Begin Source records

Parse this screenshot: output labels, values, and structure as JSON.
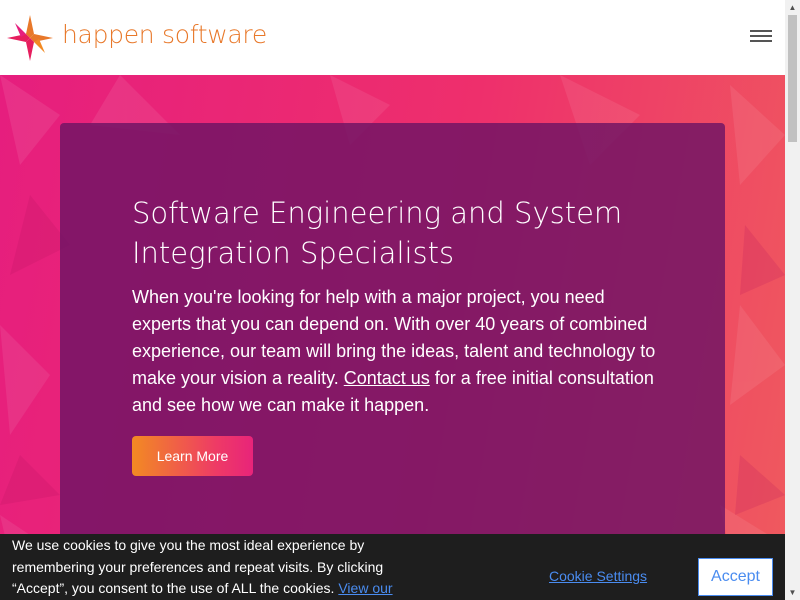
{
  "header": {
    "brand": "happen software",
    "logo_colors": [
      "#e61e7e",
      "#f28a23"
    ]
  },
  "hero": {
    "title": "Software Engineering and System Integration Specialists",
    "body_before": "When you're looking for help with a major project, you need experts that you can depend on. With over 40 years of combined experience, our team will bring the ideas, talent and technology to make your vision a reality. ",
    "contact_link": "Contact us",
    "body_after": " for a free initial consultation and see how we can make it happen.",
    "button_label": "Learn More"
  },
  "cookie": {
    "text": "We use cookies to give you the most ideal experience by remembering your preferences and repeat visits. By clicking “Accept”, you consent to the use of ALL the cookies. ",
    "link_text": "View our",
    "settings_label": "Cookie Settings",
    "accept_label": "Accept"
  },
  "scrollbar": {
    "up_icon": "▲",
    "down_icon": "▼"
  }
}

End Source records
Begin Source records

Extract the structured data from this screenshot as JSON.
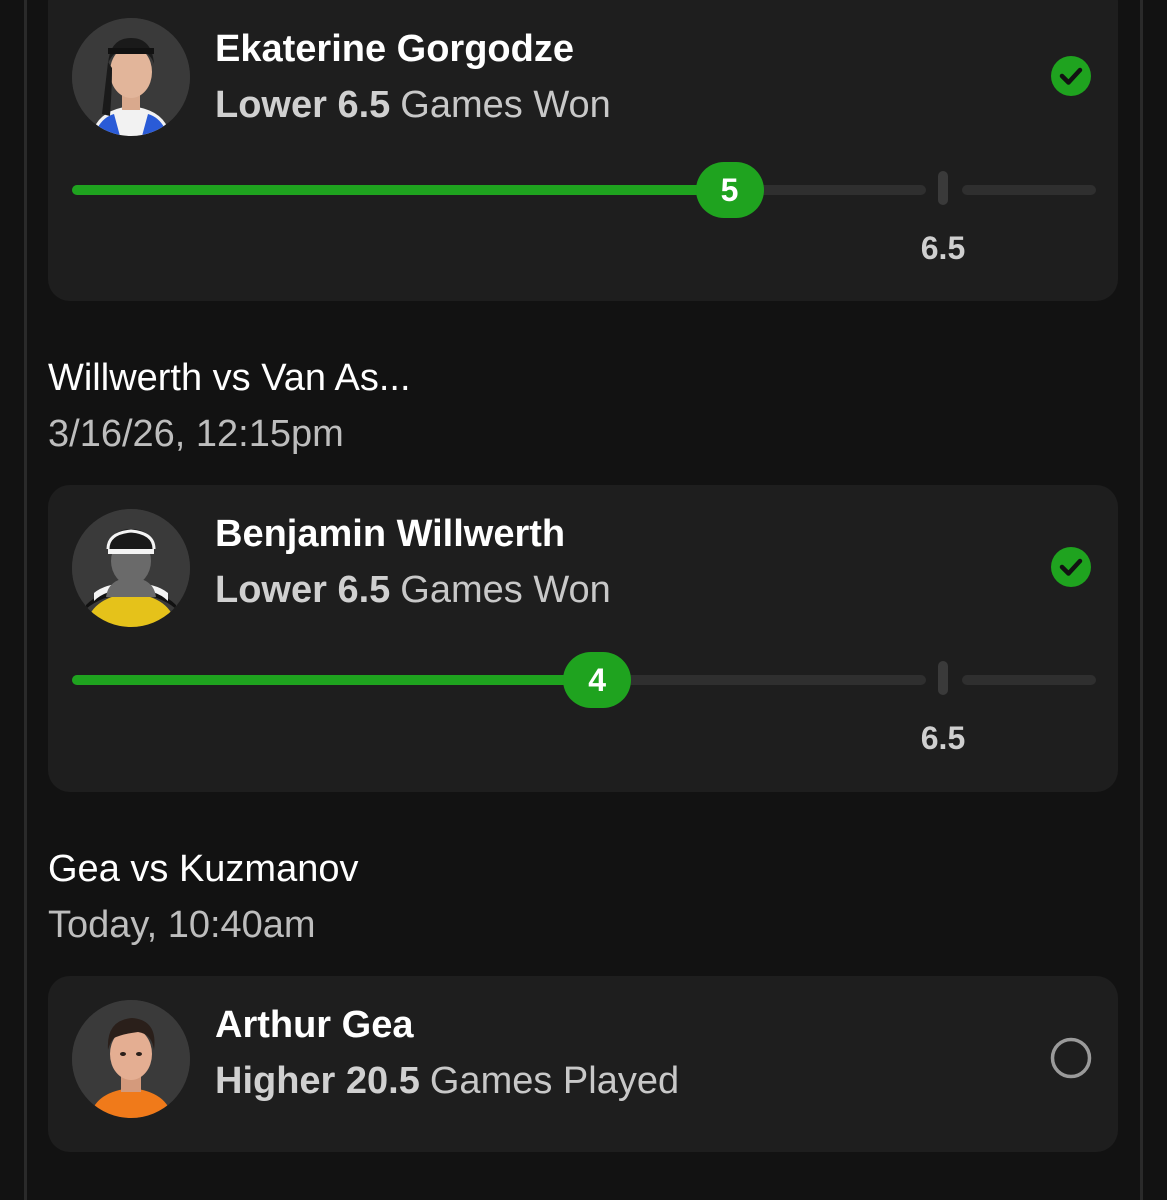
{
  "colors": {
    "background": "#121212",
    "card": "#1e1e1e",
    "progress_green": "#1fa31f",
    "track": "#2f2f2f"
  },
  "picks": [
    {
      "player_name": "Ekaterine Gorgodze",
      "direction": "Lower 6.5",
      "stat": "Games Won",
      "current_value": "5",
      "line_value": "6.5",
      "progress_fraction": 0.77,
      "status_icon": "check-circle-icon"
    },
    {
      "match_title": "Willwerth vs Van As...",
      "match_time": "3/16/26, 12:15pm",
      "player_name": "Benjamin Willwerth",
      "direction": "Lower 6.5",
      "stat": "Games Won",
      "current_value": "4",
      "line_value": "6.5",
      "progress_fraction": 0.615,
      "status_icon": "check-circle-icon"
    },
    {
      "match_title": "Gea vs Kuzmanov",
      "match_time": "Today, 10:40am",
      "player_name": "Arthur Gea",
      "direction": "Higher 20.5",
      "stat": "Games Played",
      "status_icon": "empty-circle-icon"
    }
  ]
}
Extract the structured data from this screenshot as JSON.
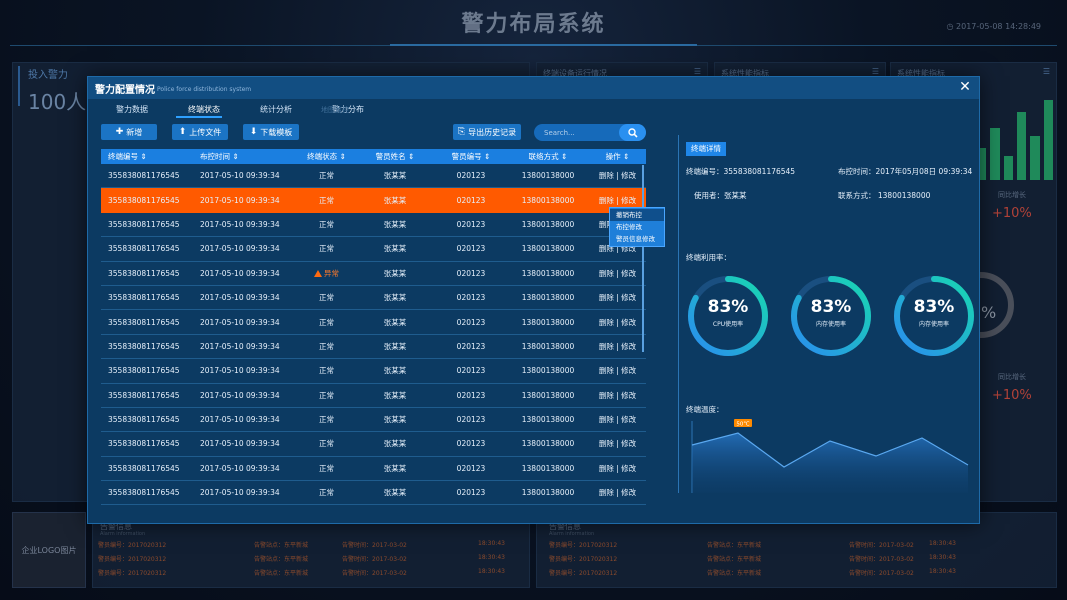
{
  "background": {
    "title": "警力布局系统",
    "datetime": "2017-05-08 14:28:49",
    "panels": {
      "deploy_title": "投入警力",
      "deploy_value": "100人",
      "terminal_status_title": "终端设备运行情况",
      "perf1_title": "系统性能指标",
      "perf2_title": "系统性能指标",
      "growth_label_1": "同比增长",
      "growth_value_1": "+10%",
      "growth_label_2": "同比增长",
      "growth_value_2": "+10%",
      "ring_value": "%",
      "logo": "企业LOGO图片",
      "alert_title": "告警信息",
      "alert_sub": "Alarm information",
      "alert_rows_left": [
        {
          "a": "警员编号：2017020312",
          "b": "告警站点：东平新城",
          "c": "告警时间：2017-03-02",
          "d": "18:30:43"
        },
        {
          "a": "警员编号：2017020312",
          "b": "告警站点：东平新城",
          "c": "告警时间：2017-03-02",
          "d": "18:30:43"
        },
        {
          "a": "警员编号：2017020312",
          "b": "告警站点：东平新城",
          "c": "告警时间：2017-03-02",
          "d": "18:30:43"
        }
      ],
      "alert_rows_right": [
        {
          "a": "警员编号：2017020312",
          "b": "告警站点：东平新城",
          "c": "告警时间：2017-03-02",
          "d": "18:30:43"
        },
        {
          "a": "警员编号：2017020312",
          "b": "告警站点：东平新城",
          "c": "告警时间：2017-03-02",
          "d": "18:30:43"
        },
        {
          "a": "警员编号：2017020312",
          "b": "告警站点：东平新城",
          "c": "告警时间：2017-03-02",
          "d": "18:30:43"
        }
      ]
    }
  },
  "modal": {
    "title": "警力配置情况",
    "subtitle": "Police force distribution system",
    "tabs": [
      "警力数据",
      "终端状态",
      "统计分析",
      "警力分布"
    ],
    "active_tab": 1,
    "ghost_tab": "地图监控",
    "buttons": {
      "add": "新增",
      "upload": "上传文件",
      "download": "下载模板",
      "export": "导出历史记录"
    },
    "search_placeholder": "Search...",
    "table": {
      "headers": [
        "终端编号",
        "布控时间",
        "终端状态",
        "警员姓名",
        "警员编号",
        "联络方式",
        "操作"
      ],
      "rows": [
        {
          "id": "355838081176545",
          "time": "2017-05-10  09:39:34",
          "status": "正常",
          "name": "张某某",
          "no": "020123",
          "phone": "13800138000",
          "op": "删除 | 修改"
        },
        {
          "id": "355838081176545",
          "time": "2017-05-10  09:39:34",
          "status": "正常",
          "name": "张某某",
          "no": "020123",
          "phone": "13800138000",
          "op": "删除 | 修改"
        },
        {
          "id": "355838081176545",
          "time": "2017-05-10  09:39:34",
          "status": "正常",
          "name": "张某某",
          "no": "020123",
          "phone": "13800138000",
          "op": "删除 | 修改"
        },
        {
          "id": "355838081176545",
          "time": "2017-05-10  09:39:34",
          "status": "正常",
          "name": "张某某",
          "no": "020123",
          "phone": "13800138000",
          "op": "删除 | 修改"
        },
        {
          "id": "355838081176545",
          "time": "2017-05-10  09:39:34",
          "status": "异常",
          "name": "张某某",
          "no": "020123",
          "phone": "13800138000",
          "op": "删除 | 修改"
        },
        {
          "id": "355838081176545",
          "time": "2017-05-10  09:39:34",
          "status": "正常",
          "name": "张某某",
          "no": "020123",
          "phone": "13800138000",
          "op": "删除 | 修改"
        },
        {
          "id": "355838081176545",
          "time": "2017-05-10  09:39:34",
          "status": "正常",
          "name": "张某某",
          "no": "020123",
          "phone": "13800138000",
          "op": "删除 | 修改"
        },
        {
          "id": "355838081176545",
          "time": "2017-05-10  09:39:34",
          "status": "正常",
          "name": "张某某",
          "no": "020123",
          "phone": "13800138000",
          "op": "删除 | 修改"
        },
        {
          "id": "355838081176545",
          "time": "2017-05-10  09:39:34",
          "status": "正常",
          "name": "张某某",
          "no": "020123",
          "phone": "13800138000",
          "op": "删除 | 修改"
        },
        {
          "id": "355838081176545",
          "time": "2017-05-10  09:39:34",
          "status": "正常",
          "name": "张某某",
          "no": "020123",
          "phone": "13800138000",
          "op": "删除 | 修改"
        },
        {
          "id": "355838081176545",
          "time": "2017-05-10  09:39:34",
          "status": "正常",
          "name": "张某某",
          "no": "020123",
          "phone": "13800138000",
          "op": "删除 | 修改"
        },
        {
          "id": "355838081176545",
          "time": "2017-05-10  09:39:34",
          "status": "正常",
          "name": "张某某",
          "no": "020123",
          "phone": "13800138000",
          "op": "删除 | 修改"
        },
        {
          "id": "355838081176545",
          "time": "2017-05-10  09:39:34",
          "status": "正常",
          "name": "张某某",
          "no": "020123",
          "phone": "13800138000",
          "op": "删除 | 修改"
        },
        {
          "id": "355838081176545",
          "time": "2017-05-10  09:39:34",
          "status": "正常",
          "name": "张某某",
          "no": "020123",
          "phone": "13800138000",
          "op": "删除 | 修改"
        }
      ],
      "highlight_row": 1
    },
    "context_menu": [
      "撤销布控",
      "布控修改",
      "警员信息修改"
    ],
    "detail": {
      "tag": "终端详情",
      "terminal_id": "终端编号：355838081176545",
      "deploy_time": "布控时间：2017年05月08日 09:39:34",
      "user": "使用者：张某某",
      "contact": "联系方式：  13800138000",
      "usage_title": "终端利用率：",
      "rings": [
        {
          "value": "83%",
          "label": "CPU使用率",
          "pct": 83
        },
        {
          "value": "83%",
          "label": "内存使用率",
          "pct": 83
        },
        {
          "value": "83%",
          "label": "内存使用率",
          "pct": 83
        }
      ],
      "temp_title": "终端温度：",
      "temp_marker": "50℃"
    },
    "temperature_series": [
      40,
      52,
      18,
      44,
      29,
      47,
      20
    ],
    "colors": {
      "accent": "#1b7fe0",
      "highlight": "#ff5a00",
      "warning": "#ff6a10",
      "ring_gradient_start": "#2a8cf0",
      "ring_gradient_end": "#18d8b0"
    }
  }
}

End Source records

## Exercise:
Among the lines of the data above, determine how many contain the word "experience". Report the number alone.

## Result:
2